## Request
Repeat the records below exactly as they appear.

## Stored data
━━━━
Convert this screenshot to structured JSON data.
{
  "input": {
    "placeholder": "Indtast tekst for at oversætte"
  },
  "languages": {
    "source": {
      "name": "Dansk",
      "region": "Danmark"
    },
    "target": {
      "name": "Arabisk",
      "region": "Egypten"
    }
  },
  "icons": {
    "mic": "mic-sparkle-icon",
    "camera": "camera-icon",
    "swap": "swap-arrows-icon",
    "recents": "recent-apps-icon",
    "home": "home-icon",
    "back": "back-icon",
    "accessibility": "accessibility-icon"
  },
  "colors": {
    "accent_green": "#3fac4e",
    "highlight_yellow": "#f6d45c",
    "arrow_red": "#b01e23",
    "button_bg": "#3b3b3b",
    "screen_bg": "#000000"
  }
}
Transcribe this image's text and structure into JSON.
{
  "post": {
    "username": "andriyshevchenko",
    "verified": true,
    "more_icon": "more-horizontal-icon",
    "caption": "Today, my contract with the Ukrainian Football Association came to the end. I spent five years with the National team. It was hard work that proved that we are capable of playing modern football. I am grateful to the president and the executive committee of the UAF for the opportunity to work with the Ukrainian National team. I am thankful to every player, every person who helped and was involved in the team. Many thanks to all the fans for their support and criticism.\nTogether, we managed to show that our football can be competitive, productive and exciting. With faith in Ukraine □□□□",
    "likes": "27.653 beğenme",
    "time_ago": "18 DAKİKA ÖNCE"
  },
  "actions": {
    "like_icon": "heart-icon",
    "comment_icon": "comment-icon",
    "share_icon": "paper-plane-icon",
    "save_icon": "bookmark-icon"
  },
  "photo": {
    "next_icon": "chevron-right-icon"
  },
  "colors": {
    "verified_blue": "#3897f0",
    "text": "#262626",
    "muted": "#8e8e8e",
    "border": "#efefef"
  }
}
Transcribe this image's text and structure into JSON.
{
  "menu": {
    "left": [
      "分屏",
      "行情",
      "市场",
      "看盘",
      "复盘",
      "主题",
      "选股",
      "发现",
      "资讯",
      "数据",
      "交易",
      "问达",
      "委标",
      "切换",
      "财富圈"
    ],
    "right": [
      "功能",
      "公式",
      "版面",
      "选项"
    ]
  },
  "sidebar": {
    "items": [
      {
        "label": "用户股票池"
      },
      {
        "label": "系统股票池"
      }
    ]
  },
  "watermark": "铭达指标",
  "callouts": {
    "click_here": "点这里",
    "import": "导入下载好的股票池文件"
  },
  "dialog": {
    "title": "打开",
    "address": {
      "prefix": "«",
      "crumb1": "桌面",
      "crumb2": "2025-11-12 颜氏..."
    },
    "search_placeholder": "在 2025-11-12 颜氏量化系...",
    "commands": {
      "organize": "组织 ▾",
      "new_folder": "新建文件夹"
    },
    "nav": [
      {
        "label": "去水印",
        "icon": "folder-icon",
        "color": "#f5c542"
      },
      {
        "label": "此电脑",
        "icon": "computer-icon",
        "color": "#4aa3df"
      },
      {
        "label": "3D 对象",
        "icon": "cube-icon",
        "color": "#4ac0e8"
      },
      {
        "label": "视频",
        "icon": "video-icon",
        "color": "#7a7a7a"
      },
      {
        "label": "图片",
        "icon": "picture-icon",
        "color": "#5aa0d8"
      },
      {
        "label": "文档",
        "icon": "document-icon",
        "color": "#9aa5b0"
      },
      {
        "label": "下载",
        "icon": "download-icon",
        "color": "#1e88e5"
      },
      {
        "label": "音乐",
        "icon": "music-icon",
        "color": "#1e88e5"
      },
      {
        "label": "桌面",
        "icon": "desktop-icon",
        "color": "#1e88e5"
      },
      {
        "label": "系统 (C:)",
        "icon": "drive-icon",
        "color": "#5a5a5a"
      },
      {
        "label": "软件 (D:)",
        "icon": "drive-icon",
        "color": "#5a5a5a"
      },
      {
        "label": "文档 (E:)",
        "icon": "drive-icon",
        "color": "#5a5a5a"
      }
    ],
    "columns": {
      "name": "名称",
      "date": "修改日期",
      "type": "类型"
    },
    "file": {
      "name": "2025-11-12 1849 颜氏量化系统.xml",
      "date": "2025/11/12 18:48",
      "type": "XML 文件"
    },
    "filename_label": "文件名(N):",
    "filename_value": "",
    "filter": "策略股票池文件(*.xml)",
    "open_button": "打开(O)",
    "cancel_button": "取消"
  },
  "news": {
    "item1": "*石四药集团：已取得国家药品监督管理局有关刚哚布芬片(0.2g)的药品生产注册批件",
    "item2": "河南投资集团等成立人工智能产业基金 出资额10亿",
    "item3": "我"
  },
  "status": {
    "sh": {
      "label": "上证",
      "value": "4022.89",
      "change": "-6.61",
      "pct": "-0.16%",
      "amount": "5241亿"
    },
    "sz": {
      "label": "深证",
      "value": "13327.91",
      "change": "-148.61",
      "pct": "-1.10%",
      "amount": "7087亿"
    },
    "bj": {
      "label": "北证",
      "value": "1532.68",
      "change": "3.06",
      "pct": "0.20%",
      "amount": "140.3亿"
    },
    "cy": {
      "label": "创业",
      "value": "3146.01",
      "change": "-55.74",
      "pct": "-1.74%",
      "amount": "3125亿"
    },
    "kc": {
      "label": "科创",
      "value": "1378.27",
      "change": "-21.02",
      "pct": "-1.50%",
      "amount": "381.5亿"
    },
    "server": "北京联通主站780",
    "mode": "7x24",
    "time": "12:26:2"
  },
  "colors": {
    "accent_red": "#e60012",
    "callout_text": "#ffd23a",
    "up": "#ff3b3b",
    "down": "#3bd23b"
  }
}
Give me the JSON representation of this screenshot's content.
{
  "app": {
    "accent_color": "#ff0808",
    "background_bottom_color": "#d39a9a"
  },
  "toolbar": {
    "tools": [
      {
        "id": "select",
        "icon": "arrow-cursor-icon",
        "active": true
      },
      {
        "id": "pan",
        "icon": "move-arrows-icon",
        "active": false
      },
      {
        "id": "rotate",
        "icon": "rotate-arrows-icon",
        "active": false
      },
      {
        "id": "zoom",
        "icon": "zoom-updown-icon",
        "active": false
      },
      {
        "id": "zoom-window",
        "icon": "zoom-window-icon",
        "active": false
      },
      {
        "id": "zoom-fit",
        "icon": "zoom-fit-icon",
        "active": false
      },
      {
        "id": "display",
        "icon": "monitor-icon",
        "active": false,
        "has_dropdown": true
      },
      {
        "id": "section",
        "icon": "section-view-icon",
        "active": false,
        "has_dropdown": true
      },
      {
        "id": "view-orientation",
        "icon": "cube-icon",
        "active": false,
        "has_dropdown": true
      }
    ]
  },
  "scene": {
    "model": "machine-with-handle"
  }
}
━━━━
## Solution below
Convert this screenshot to structured JSON data.
{
  "input": {
    "placeholder": "Indtast tekst for at oversætte"
  },
  "languages": {
    "source": {
      "name": "Dansk",
      "region": "Danmark"
    },
    "target": {
      "name": "Arabisk",
      "region": "Egypten"
    }
  },
  "icons": {
    "mic": "mic-sparkle-icon",
    "camera": "camera-icon",
    "swap": "swap-arrows-icon",
    "recents": "recent-apps-icon",
    "home": "home-icon",
    "back": "back-icon",
    "accessibility": "accessibility-icon"
  },
  "colors": {
    "accent_green": "#3fac4e",
    "highlight_yellow": "#f6d45c",
    "arrow_red": "#b01e23",
    "button_bg": "#3b3b3b",
    "screen_bg": "#000000"
  }
}
Transcribe this image's text and structure into JSON.
{
  "post": {
    "username": "andriyshevchenko",
    "verified": true,
    "more_icon": "more-horizontal-icon",
    "caption": "Today, my contract with the Ukrainian Football Association came to the end. I spent five years with the National team. It was hard work that proved that we are capable of playing modern football. I am grateful to the president and the executive committee of the UAF for the opportunity to work with the Ukrainian National team. I am thankful to every player, every person who helped and was involved in the team. Many thanks to all the fans for their support and criticism.\nTogether, we managed to show that our football can be competitive, productive and exciting. With faith in Ukraine □□□□",
    "likes": "27.653 beğenme",
    "time_ago": "18 DAKİKA ÖNCE"
  },
  "actions": {
    "like_icon": "heart-icon",
    "comment_icon": "comment-icon",
    "share_icon": "paper-plane-icon",
    "save_icon": "bookmark-icon"
  },
  "photo": {
    "next_icon": "chevron-right-icon"
  },
  "colors": {
    "verified_blue": "#3897f0",
    "text": "#262626",
    "muted": "#8e8e8e",
    "border": "#efefef"
  }
}
Transcribe this image's text and structure into JSON.
{
  "menu": {
    "left": [
      "分屏",
      "行情",
      "市场",
      "看盘",
      "复盘",
      "主题",
      "选股",
      "发现",
      "资讯",
      "数据",
      "交易",
      "问达",
      "委标",
      "切换",
      "财富圈"
    ],
    "right": [
      "功能",
      "公式",
      "版面",
      "选项"
    ]
  },
  "sidebar": {
    "items": [
      {
        "label": "用户股票池"
      },
      {
        "label": "系统股票池"
      }
    ]
  },
  "watermark": "铭达指标",
  "callouts": {
    "click_here": "点这里",
    "import": "导入下载好的股票池文件"
  },
  "dialog": {
    "title": "打开",
    "address": {
      "prefix": "«",
      "crumb1": "桌面",
      "crumb2": "2025-11-12 颜氏..."
    },
    "search_placeholder": "在 2025-11-12 颜氏量化系...",
    "commands": {
      "organize": "组织 ▾",
      "new_folder": "新建文件夹"
    },
    "nav": [
      {
        "label": "去水印",
        "icon": "folder-icon",
        "color": "#f5c542"
      },
      {
        "label": "此电脑",
        "icon": "computer-icon",
        "color": "#4aa3df"
      },
      {
        "label": "3D 对象",
        "icon": "cube-icon",
        "color": "#4ac0e8"
      },
      {
        "label": "视频",
        "icon": "video-icon",
        "color": "#7a7a7a"
      },
      {
        "label": "图片",
        "icon": "picture-icon",
        "color": "#5aa0d8"
      },
      {
        "label": "文档",
        "icon": "document-icon",
        "color": "#9aa5b0"
      },
      {
        "label": "下载",
        "icon": "download-icon",
        "color": "#1e88e5"
      },
      {
        "label": "音乐",
        "icon": "music-icon",
        "color": "#1e88e5"
      },
      {
        "label": "桌面",
        "icon": "desktop-icon",
        "color": "#1e88e5"
      },
      {
        "label": "系统 (C:)",
        "icon": "drive-icon",
        "color": "#5a5a5a"
      },
      {
        "label": "软件 (D:)",
        "icon": "drive-icon",
        "color": "#5a5a5a"
      },
      {
        "label": "文档 (E:)",
        "icon": "drive-icon",
        "color": "#5a5a5a"
      }
    ],
    "columns": {
      "name": "名称",
      "date": "修改日期",
      "type": "类型"
    },
    "file": {
      "name": "2025-11-12 1849 颜氏量化系统.xml",
      "date": "2025/11/12 18:48",
      "type": "XML 文件"
    },
    "filename_label": "文件名(N):",
    "filename_value": "",
    "filter": "策略股票池文件(*.xml)",
    "open_button": "打开(O)",
    "cancel_button": "取消"
  },
  "news": {
    "item1": "*石四药集团：已取得国家药品监督管理局有关刚哚布芬片(0.2g)的药品生产注册批件",
    "item2": "河南投资集团等成立人工智能产业基金 出资额10亿",
    "item3": "我"
  },
  "status": {
    "sh": {
      "label": "上证",
      "value": "4022.89",
      "change": "-6.61",
      "pct": "-0.16%",
      "amount": "5241亿"
    },
    "sz": {
      "label": "深证",
      "value": "13327.91",
      "change": "-148.61",
      "pct": "-1.10%",
      "amount": "7087亿"
    },
    "bj": {
      "label": "北证",
      "value": "1532.68",
      "change": "3.06",
      "pct": "0.20%",
      "amount": "140.3亿"
    },
    "cy": {
      "label": "创业",
      "value": "3146.01",
      "change": "-55.74",
      "pct": "-1.74%",
      "amount": "3125亿"
    },
    "kc": {
      "label": "科创",
      "value": "1378.27",
      "change": "-21.02",
      "pct": "-1.50%",
      "amount": "381.5亿"
    },
    "server": "北京联通主站780",
    "mode": "7x24",
    "time": "12:26:2"
  },
  "colors": {
    "accent_red": "#e60012",
    "callout_text": "#ffd23a",
    "up": "#ff3b3b",
    "down": "#3bd23b"
  }
}
Give me the JSON representation of this screenshot's content.
{
  "app": {
    "accent_color": "#ff0808",
    "background_bottom_color": "#d39a9a"
  },
  "toolbar": {
    "tools": [
      {
        "id": "select",
        "icon": "arrow-cursor-icon",
        "active": true
      },
      {
        "id": "pan",
        "icon": "move-arrows-icon",
        "active": false
      },
      {
        "id": "rotate",
        "icon": "rotate-arrows-icon",
        "active": false
      },
      {
        "id": "zoom",
        "icon": "zoom-updown-icon",
        "active": false
      },
      {
        "id": "zoom-window",
        "icon": "zoom-window-icon",
        "active": false
      },
      {
        "id": "zoom-fit",
        "icon": "zoom-fit-icon",
        "active": false
      },
      {
        "id": "display",
        "icon": "monitor-icon",
        "active": false,
        "has_dropdown": true
      },
      {
        "id": "section",
        "icon": "section-view-icon",
        "active": false,
        "has_dropdown": true
      },
      {
        "id": "view-orientation",
        "icon": "cube-icon",
        "active": false,
        "has_dropdown": true
      }
    ]
  },
  "scene": {
    "model": "machine-with-handle"
  }
}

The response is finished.